** start of ENTRIES SHOWN **

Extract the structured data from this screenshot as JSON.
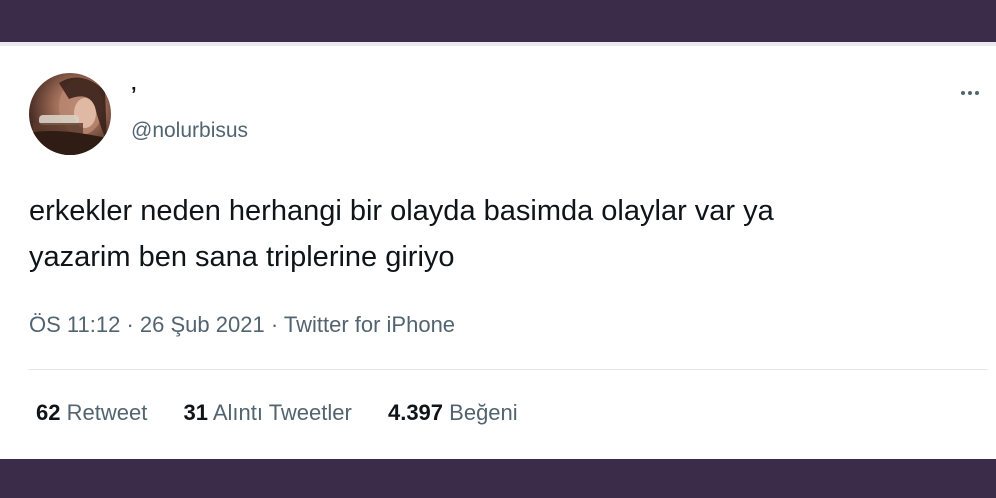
{
  "tweet": {
    "display_name": "’",
    "handle": "@nolurbisus",
    "text_line1": "erkekler neden herhangi bir olayda basimda olaylar var ya",
    "text_line2": "yazarim ben sana triplerine giriyo",
    "time": "ÖS 11:12",
    "separator": "·",
    "date": "26 Şub 2021",
    "source": "Twitter for iPhone",
    "more_icon": "more-dots-icon"
  },
  "stats": {
    "retweets_count": "62",
    "retweets_label": "Retweet",
    "quotes_count": "31",
    "quotes_label": "Alıntı Tweetler",
    "likes_count": "4.397",
    "likes_label": "Beğeni"
  },
  "colors": {
    "frame_background": "#3b2d4a",
    "card_background": "#ffffff",
    "primary_text": "#0f1419",
    "secondary_text": "#536471"
  }
}
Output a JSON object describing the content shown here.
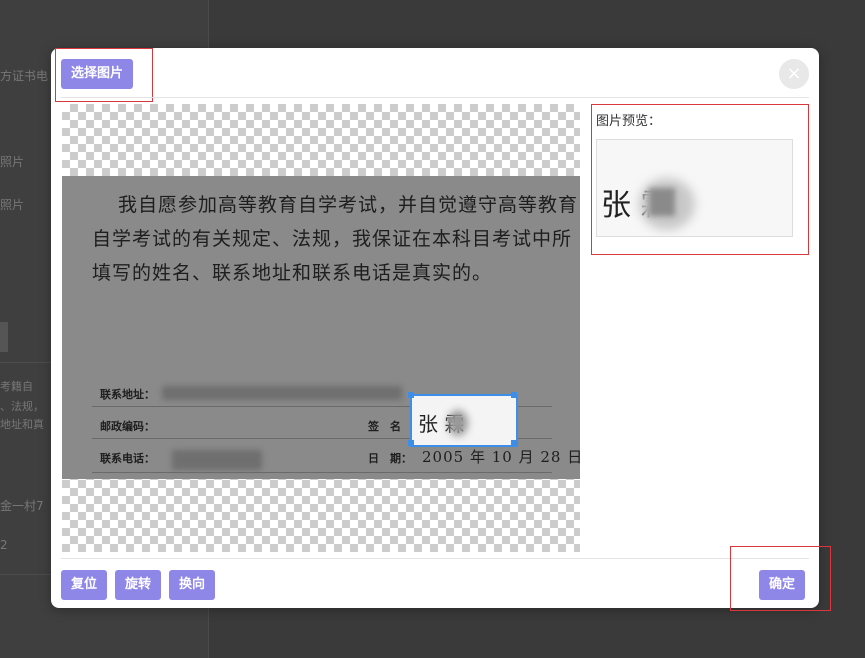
{
  "background": {
    "texts": [
      "方证书电",
      "照片",
      "照片",
      "考籍自",
      "、法规，",
      "地址和真",
      "金一村7",
      "2"
    ]
  },
  "dialog": {
    "select_image_label": "选择图片",
    "close_symbol": "×",
    "preview_label": "图片预览：",
    "reset_label": "复位",
    "rotate_label": "旋转",
    "flip_label": "换向",
    "confirm_label": "确定"
  },
  "document": {
    "line1": "我自愿参加高等教育自学考试，并自觉遵守高等教育",
    "line2": "自学考试的有关规定、法规，我保证在本科目考试中所",
    "line3": "填写的姓名、联系地址和联系电话是真实的。",
    "contact_address_label": "联系地址：",
    "postal_code_label": "邮政编码：",
    "contact_phone_label": "联系电话：",
    "signature_label": "签　名",
    "date_label": "日　期：",
    "date_value": "2005 年 10 月 28 日",
    "signature_visible_text": "张 霖"
  },
  "colors": {
    "button": "#8f87e8",
    "annotation_box": "#d9363e",
    "selection": "#3d8ee8"
  }
}
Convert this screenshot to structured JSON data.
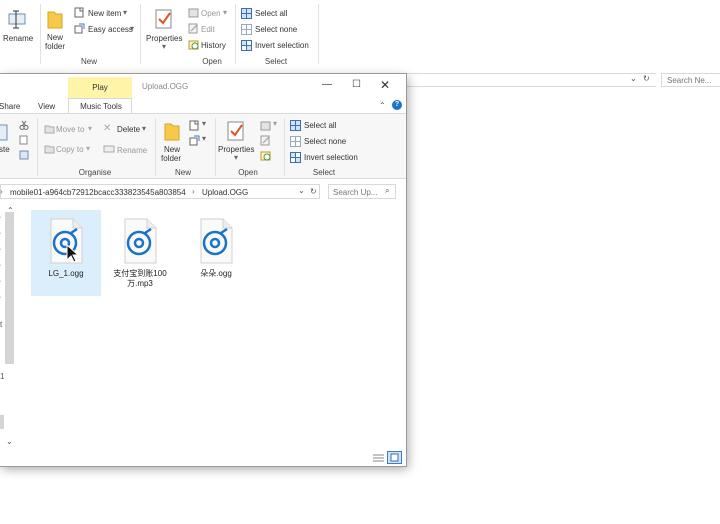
{
  "back_window": {
    "ribbon": {
      "rename": "Rename",
      "new_folder": "New\nfolder",
      "new_item": "New item",
      "easy_access": "Easy access",
      "properties": "Properties",
      "open": "Open",
      "edit": "Edit",
      "history": "History",
      "select_all": "Select all",
      "select_none": "Select none",
      "invert_selection": "Invert selection",
      "groups": {
        "new": "New",
        "open": "Open",
        "select": "Select"
      }
    },
    "search_placeholder": "Search Ne..."
  },
  "front_window": {
    "title": "Upload.OGG",
    "context_tab": "Play",
    "tabs": {
      "share": "Share",
      "view": "View",
      "music_tools": "Music Tools"
    },
    "ribbon": {
      "paste": "ste",
      "move_to": "Move to",
      "copy_to": "Copy to",
      "delete": "Delete",
      "rename": "Rename",
      "new_folder_line1": "New",
      "new_folder_line2": "folder",
      "properties": "Properties",
      "select_all": "Select all",
      "select_none": "Select none",
      "invert_selection": "Invert selection",
      "groups": {
        "organise": "Organise",
        "new": "New",
        "open": "Open",
        "select": "Select"
      }
    },
    "address": {
      "path": [
        "mobile01-a964cb72912bcacc333823545a803854",
        "Upload.OGG"
      ]
    },
    "search_placeholder": "Search Up...",
    "files": [
      {
        "name": "LG_1.ogg",
        "selected": true
      },
      {
        "name": "支付宝到账100万.mp3",
        "selected": false
      },
      {
        "name": "朵朵.ogg",
        "selected": false
      }
    ],
    "nav_pane": {
      "fragment_1": "t",
      "fragment_2": "1"
    },
    "colors": {
      "accent": "#1a73c8",
      "context_tab": "#fff4a8",
      "selection": "#dbeefb"
    },
    "icons": {
      "file": "audio-disc-icon",
      "cursor": "mouse-pointer-icon"
    }
  }
}
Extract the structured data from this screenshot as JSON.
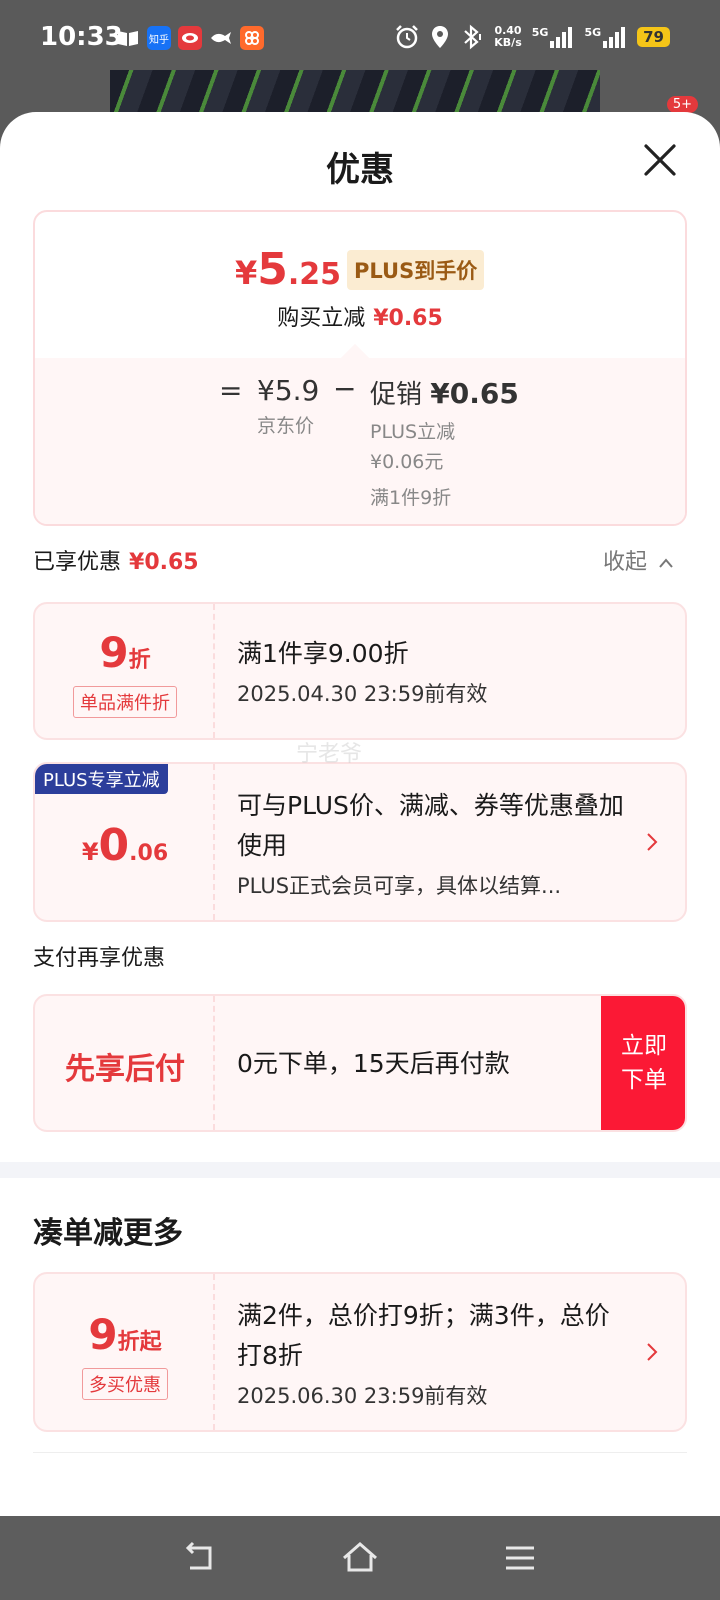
{
  "status": {
    "time": "10:33",
    "app_icons": [
      {
        "name": "book-icon",
        "label": "",
        "color": "#5a5a5a"
      },
      {
        "name": "zhihu-icon",
        "label": "知乎",
        "color": "#1772f6"
      },
      {
        "name": "app-red-icon",
        "label": "",
        "color": "#e4393c"
      },
      {
        "name": "fish-icon",
        "label": "",
        "color": "#5a5a5a"
      },
      {
        "name": "app-orange-icon",
        "label": "",
        "color": "#ff6a2c"
      }
    ],
    "net_speed": "0.40",
    "net_unit": "KB/s",
    "sig1": "5G",
    "sig2": "5G",
    "battery": "79",
    "badge": "5+"
  },
  "sheet": {
    "title": "优惠",
    "final_price": {
      "yen": "¥",
      "int": "5",
      "dec": ".25"
    },
    "plus_tag": "PLUS到手价",
    "reduce_label": "购买立减",
    "reduce_amount": "¥0.65",
    "eq": "=",
    "jd_price": "¥5.9",
    "jd_label": "京东价",
    "minus": "−",
    "promo_label": "促销",
    "promo_amount": "¥0.65",
    "promo_sub1": "PLUS立减",
    "promo_sub2": "¥0.06元",
    "promo_sub3": "满1件9折",
    "enjoyed_label": "已享优惠",
    "enjoyed_amount": "¥0.65",
    "collapse": "收起",
    "coupons": [
      {
        "num": "9",
        "unit": "折",
        "tag": "单品满件折",
        "line1": "满1件享9.00折",
        "line2": "2025.04.30 23:59前有效"
      },
      {
        "ribbon": "PLUS专享立减",
        "yen": "¥",
        "int": "0",
        "dec": ".06",
        "line1": "可与PLUS价、满减、券等优惠叠加使用",
        "line2": "PLUS正式会员可享，具体以结算..."
      }
    ],
    "pay_label": "支付再享优惠",
    "pay": {
      "title": "先享后付",
      "desc": "0元下单，15天后再付款",
      "btn1": "立即",
      "btn2": "下单"
    },
    "more_title": "凑单减更多",
    "more": {
      "num": "9",
      "unit": "折起",
      "tag": "多买优惠",
      "line1": "满2件，总价打9折；满3件，总价打8折",
      "line2": "2025.06.30 23:59前有效"
    },
    "watermark": "宁老爷"
  }
}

** end of ENTRIES SHOWN **

§ TASK
Strip the images and reproduce the remaining records precisely.

§ WRITTEN RESPONSE
Extract the structured data from this screenshot as JSON.
{
  "tweet": {
    "display_name": "’",
    "handle": "@nolurbisus",
    "text_line1": "erkekler neden herhangi bir olayda basimda olaylar var ya",
    "text_line2": "yazarim ben sana triplerine giriyo",
    "time": "ÖS 11:12",
    "separator": "·",
    "date": "26 Şub 2021",
    "source": "Twitter for iPhone",
    "more_icon": "more-dots-icon"
  },
  "stats": {
    "retweets_count": "62",
    "retweets_label": "Retweet",
    "quotes_count": "31",
    "quotes_label": "Alıntı Tweetler",
    "likes_count": "4.397",
    "likes_label": "Beğeni"
  },
  "colors": {
    "frame_background": "#3b2d4a",
    "card_background": "#ffffff",
    "primary_text": "#0f1419",
    "secondary_text": "#536471"
  }
}
Output a JSON object describing the content shown here.
{
  "background": {
    "texts": [
      "方证书电",
      "照片",
      "照片",
      "考籍自",
      "、法规，",
      "地址和真",
      "金一村7",
      "2"
    ]
  },
  "dialog": {
    "select_image_label": "选择图片",
    "close_symbol": "×",
    "preview_label": "图片预览：",
    "reset_label": "复位",
    "rotate_label": "旋转",
    "flip_label": "换向",
    "confirm_label": "确定"
  },
  "document": {
    "line1": "我自愿参加高等教育自学考试，并自觉遵守高等教育",
    "line2": "自学考试的有关规定、法规，我保证在本科目考试中所",
    "line3": "填写的姓名、联系地址和联系电话是真实的。",
    "contact_address_label": "联系地址：",
    "postal_code_label": "邮政编码：",
    "contact_phone_label": "联系电话：",
    "signature_label": "签　名",
    "date_label": "日　期：",
    "date_value": "2005 年 10 月 28 日",
    "signature_visible_text": "张 霖"
  },
  "colors": {
    "button": "#8f87e8",
    "annotation_box": "#d9363e",
    "selection": "#3d8ee8"
  }
}
Convert this screenshot to structured JSON data.
{
  "back_window": {
    "ribbon": {
      "rename": "Rename",
      "new_folder": "New\nfolder",
      "new_item": "New item",
      "easy_access": "Easy access",
      "properties": "Properties",
      "open": "Open",
      "edit": "Edit",
      "history": "History",
      "select_all": "Select all",
      "select_none": "Select none",
      "invert_selection": "Invert selection",
      "groups": {
        "new": "New",
        "open": "Open",
        "select": "Select"
      }
    },
    "search_placeholder": "Search Ne..."
  },
  "front_window": {
    "title": "Upload.OGG",
    "context_tab": "Play",
    "tabs": {
      "share": "Share",
      "view": "View",
      "music_tools": "Music Tools"
    },
    "ribbon": {
      "paste": "ste",
      "move_to": "Move to",
      "copy_to": "Copy to",
      "delete": "Delete",
      "rename": "Rename",
      "new_folder_line1": "New",
      "new_folder_line2": "folder",
      "properties": "Properties",
      "select_all": "Select all",
      "select_none": "Select none",
      "invert_selection": "Invert selection",
      "groups": {
        "organise": "Organise",
        "new": "New",
        "open": "Open",
        "select": "Select"
      }
    },
    "address": {
      "path": [
        "mobile01-a964cb72912bcacc333823545a803854",
        "Upload.OGG"
      ]
    },
    "search_placeholder": "Search Up...",
    "files": [
      {
        "name": "LG_1.ogg",
        "selected": true
      },
      {
        "name": "支付宝到账100万.mp3",
        "selected": false
      },
      {
        "name": "朵朵.ogg",
        "selected": false
      }
    ],
    "nav_pane": {
      "fragment_1": "t",
      "fragment_2": "1"
    },
    "colors": {
      "accent": "#1a73c8",
      "context_tab": "#fff4a8",
      "selection": "#dbeefb"
    },
    "icons": {
      "file": "audio-disc-icon",
      "cursor": "mouse-pointer-icon"
    }
  }
}
Extract the structured data from this screenshot as JSON.
{
  "status": {
    "time": "10:33",
    "app_icons": [
      {
        "name": "book-icon",
        "label": "",
        "color": "#5a5a5a"
      },
      {
        "name": "zhihu-icon",
        "label": "知乎",
        "color": "#1772f6"
      },
      {
        "name": "app-red-icon",
        "label": "",
        "color": "#e4393c"
      },
      {
        "name": "fish-icon",
        "label": "",
        "color": "#5a5a5a"
      },
      {
        "name": "app-orange-icon",
        "label": "",
        "color": "#ff6a2c"
      }
    ],
    "net_speed": "0.40",
    "net_unit": "KB/s",
    "sig1": "5G",
    "sig2": "5G",
    "battery": "79",
    "badge": "5+"
  },
  "sheet": {
    "title": "优惠",
    "final_price": {
      "yen": "¥",
      "int": "5",
      "dec": ".25"
    },
    "plus_tag": "PLUS到手价",
    "reduce_label": "购买立减",
    "reduce_amount": "¥0.65",
    "eq": "=",
    "jd_price": "¥5.9",
    "jd_label": "京东价",
    "minus": "−",
    "promo_label": "促销",
    "promo_amount": "¥0.65",
    "promo_sub1": "PLUS立减",
    "promo_sub2": "¥0.06元",
    "promo_sub3": "满1件9折",
    "enjoyed_label": "已享优惠",
    "enjoyed_amount": "¥0.65",
    "collapse": "收起",
    "coupons": [
      {
        "num": "9",
        "unit": "折",
        "tag": "单品满件折",
        "line1": "满1件享9.00折",
        "line2": "2025.04.30 23:59前有效"
      },
      {
        "ribbon": "PLUS专享立减",
        "yen": "¥",
        "int": "0",
        "dec": ".06",
        "line1": "可与PLUS价、满减、券等优惠叠加使用",
        "line2": "PLUS正式会员可享，具体以结算..."
      }
    ],
    "pay_label": "支付再享优惠",
    "pay": {
      "title": "先享后付",
      "desc": "0元下单，15天后再付款",
      "btn1": "立即",
      "btn2": "下单"
    },
    "more_title": "凑单减更多",
    "more": {
      "num": "9",
      "unit": "折起",
      "tag": "多买优惠",
      "line1": "满2件，总价打9折；满3件，总价打8折",
      "line2": "2025.06.30 23:59前有效"
    },
    "watermark": "宁老爷"
  }
}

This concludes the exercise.